---------- Extracted data ----------
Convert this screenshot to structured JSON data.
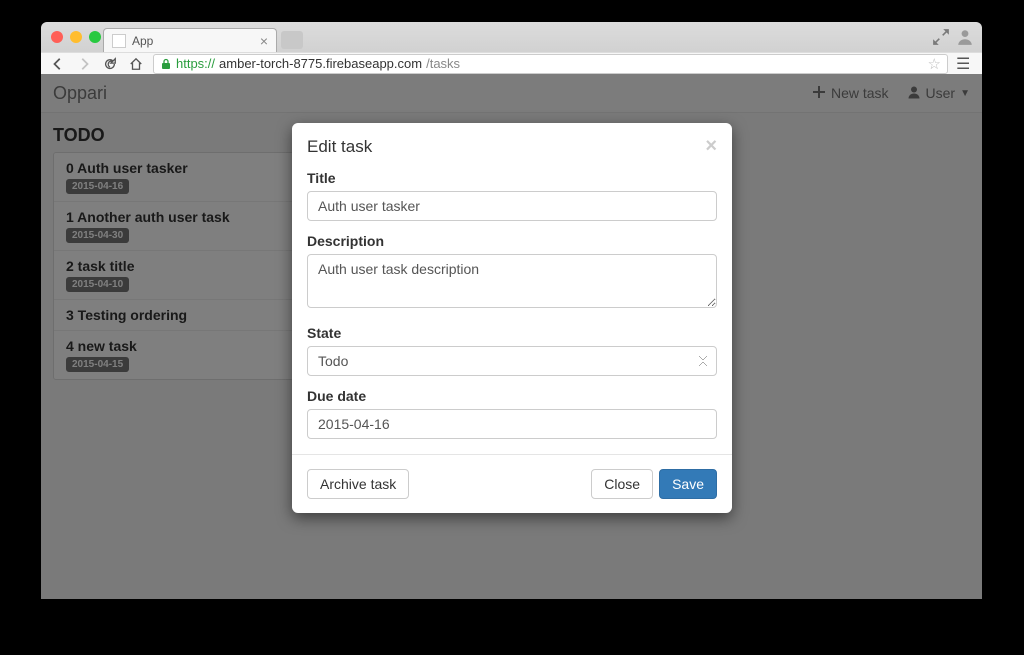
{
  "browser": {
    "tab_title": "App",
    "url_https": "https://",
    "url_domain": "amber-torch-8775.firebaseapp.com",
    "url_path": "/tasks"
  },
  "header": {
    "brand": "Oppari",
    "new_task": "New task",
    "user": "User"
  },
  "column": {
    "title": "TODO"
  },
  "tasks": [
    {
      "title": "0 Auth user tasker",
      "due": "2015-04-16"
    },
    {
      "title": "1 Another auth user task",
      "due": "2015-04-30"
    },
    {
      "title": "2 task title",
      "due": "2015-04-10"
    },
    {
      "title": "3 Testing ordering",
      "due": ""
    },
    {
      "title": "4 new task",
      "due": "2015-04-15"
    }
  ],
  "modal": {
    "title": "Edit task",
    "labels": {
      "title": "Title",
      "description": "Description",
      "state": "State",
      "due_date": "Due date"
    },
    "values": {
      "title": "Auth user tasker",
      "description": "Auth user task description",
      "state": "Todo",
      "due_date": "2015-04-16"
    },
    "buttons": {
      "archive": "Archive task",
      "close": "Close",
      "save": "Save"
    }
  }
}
----------
---------- Extracted data ----------
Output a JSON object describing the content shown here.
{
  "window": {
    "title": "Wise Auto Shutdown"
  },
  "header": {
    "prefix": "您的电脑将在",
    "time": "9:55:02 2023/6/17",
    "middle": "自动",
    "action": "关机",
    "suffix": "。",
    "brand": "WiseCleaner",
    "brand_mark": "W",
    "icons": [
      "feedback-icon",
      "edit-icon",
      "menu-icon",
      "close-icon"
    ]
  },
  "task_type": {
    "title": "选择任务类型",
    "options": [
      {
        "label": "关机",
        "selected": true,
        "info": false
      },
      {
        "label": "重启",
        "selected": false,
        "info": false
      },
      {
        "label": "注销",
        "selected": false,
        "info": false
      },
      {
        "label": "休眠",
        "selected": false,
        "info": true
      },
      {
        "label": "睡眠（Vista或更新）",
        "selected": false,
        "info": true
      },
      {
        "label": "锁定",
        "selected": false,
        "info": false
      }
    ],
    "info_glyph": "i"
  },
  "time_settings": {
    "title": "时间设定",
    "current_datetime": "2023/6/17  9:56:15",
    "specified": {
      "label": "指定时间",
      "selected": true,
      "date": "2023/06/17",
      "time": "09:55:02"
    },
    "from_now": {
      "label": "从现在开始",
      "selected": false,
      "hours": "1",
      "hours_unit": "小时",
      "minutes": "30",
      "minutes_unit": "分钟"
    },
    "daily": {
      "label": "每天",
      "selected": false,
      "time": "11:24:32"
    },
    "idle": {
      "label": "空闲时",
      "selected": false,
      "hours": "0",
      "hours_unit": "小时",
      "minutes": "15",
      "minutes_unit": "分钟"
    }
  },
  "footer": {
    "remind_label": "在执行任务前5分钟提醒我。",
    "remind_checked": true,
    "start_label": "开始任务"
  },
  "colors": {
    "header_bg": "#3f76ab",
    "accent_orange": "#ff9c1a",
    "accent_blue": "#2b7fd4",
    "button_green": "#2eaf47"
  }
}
----------
---------- Extracted data ----------
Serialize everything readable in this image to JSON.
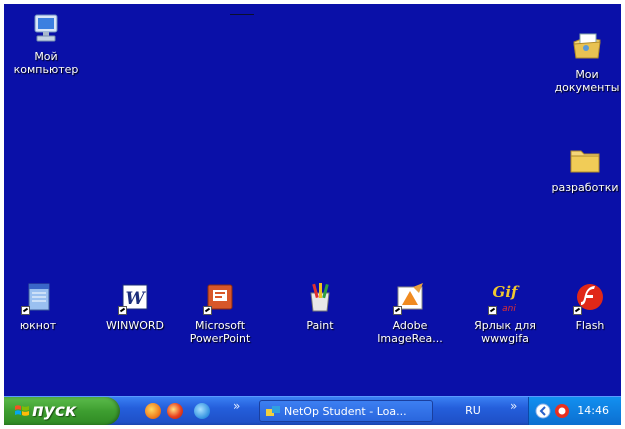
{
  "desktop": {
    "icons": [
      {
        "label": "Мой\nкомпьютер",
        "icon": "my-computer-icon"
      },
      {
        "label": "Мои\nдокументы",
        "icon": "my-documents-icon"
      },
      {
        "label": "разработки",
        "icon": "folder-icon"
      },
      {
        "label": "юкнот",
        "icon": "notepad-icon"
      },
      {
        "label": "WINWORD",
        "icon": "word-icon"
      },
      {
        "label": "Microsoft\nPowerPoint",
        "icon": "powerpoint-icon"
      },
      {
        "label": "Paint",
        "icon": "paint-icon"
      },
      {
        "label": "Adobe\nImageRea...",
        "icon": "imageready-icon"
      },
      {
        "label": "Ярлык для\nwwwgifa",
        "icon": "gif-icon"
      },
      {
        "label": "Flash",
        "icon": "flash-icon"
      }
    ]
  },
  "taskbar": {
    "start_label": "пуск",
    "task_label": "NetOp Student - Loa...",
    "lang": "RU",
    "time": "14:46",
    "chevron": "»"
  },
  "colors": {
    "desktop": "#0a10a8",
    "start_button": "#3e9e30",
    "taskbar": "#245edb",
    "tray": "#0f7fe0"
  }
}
----------
Prompt — Pick out all lines containing the string "JSON".

Result of the exercise —
Convert this screenshot to structured JSON data.
Output a JSON object describing the content shown here.
Serialize everything readable in this image to JSON.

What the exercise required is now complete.